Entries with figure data
[Begin]
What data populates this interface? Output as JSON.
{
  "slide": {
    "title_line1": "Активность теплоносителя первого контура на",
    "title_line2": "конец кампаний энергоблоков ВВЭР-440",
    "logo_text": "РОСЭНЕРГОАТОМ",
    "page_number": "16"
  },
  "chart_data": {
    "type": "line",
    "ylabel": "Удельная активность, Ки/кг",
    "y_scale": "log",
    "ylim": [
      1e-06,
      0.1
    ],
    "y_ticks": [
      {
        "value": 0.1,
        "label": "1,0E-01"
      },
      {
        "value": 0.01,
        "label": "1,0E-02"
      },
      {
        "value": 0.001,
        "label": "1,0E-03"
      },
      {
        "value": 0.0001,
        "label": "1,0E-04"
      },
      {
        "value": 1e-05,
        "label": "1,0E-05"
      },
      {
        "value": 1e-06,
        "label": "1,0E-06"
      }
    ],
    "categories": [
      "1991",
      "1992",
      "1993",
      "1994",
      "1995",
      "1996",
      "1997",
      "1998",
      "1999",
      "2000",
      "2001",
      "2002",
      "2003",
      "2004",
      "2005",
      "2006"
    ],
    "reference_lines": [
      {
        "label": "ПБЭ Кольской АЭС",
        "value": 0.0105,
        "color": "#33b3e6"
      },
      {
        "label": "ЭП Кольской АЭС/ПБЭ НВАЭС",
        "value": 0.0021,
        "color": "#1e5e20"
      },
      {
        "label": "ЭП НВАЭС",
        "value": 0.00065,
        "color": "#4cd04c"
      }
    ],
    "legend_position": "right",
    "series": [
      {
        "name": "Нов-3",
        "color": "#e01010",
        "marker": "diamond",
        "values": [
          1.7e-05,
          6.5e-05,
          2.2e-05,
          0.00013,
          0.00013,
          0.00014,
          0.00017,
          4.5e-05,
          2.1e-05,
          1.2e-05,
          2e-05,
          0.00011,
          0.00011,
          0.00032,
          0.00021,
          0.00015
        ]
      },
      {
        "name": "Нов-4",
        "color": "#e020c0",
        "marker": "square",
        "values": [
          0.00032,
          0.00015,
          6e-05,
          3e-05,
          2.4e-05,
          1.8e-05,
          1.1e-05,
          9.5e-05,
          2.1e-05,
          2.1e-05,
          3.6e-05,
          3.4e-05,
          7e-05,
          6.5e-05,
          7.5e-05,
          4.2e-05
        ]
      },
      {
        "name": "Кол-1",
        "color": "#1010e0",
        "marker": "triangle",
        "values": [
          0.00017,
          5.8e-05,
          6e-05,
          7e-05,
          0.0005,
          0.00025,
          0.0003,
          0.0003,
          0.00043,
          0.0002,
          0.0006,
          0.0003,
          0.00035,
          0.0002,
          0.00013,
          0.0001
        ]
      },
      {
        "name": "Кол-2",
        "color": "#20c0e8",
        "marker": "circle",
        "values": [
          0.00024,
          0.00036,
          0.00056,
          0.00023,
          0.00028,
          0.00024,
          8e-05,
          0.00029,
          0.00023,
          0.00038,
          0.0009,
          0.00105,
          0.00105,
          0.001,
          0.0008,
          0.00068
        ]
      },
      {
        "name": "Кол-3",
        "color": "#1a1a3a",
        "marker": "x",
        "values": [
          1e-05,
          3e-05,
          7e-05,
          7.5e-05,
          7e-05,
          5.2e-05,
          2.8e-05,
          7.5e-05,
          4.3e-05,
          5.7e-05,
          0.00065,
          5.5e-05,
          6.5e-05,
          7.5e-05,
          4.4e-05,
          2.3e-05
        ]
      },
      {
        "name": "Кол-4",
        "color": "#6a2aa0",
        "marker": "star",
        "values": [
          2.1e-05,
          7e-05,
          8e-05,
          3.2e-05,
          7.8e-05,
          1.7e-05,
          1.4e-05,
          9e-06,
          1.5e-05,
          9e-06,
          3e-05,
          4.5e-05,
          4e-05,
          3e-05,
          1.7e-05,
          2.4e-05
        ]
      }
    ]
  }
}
[End]
**Problem to work on:** Return the material in full, exactly as shown.

**Solution to the exercise:**
What data populates this interface? Output as JSON.
{
  "slide": {
    "title_line1": "Активность теплоносителя первого контура на",
    "title_line2": "конец кампаний энергоблоков ВВЭР-440",
    "logo_text": "РОСЭНЕРГОАТОМ",
    "page_number": "16"
  },
  "chart_data": {
    "type": "line",
    "ylabel": "Удельная активность, Ки/кг",
    "y_scale": "log",
    "ylim": [
      1e-06,
      0.1
    ],
    "y_ticks": [
      {
        "value": 0.1,
        "label": "1,0E-01"
      },
      {
        "value": 0.01,
        "label": "1,0E-02"
      },
      {
        "value": 0.001,
        "label": "1,0E-03"
      },
      {
        "value": 0.0001,
        "label": "1,0E-04"
      },
      {
        "value": 1e-05,
        "label": "1,0E-05"
      },
      {
        "value": 1e-06,
        "label": "1,0E-06"
      }
    ],
    "categories": [
      "1991",
      "1992",
      "1993",
      "1994",
      "1995",
      "1996",
      "1997",
      "1998",
      "1999",
      "2000",
      "2001",
      "2002",
      "2003",
      "2004",
      "2005",
      "2006"
    ],
    "reference_lines": [
      {
        "label": "ПБЭ Кольской АЭС",
        "value": 0.0105,
        "color": "#33b3e6"
      },
      {
        "label": "ЭП Кольской АЭС/ПБЭ НВАЭС",
        "value": 0.0021,
        "color": "#1e5e20"
      },
      {
        "label": "ЭП НВАЭС",
        "value": 0.00065,
        "color": "#4cd04c"
      }
    ],
    "legend_position": "right",
    "series": [
      {
        "name": "Нов-3",
        "color": "#e01010",
        "marker": "diamond",
        "values": [
          1.7e-05,
          6.5e-05,
          2.2e-05,
          0.00013,
          0.00013,
          0.00014,
          0.00017,
          4.5e-05,
          2.1e-05,
          1.2e-05,
          2e-05,
          0.00011,
          0.00011,
          0.00032,
          0.00021,
          0.00015
        ]
      },
      {
        "name": "Нов-4",
        "color": "#e020c0",
        "marker": "square",
        "values": [
          0.00032,
          0.00015,
          6e-05,
          3e-05,
          2.4e-05,
          1.8e-05,
          1.1e-05,
          9.5e-05,
          2.1e-05,
          2.1e-05,
          3.6e-05,
          3.4e-05,
          7e-05,
          6.5e-05,
          7.5e-05,
          4.2e-05
        ]
      },
      {
        "name": "Кол-1",
        "color": "#1010e0",
        "marker": "triangle",
        "values": [
          0.00017,
          5.8e-05,
          6e-05,
          7e-05,
          0.0005,
          0.00025,
          0.0003,
          0.0003,
          0.00043,
          0.0002,
          0.0006,
          0.0003,
          0.00035,
          0.0002,
          0.00013,
          0.0001
        ]
      },
      {
        "name": "Кол-2",
        "color": "#20c0e8",
        "marker": "circle",
        "values": [
          0.00024,
          0.00036,
          0.00056,
          0.00023,
          0.00028,
          0.00024,
          8e-05,
          0.00029,
          0.00023,
          0.00038,
          0.0009,
          0.00105,
          0.00105,
          0.001,
          0.0008,
          0.00068
        ]
      },
      {
        "name": "Кол-3",
        "color": "#1a1a3a",
        "marker": "x",
        "values": [
          1e-05,
          3e-05,
          7e-05,
          7.5e-05,
          7e-05,
          5.2e-05,
          2.8e-05,
          7.5e-05,
          4.3e-05,
          5.7e-05,
          0.00065,
          5.5e-05,
          6.5e-05,
          7.5e-05,
          4.4e-05,
          2.3e-05
        ]
      },
      {
        "name": "Кол-4",
        "color": "#6a2aa0",
        "marker": "star",
        "values": [
          2.1e-05,
          7e-05,
          8e-05,
          3.2e-05,
          7.8e-05,
          1.7e-05,
          1.4e-05,
          9e-06,
          1.5e-05,
          9e-06,
          3e-05,
          4.5e-05,
          4e-05,
          3e-05,
          1.7e-05,
          2.4e-05
        ]
      }
    ]
  }
}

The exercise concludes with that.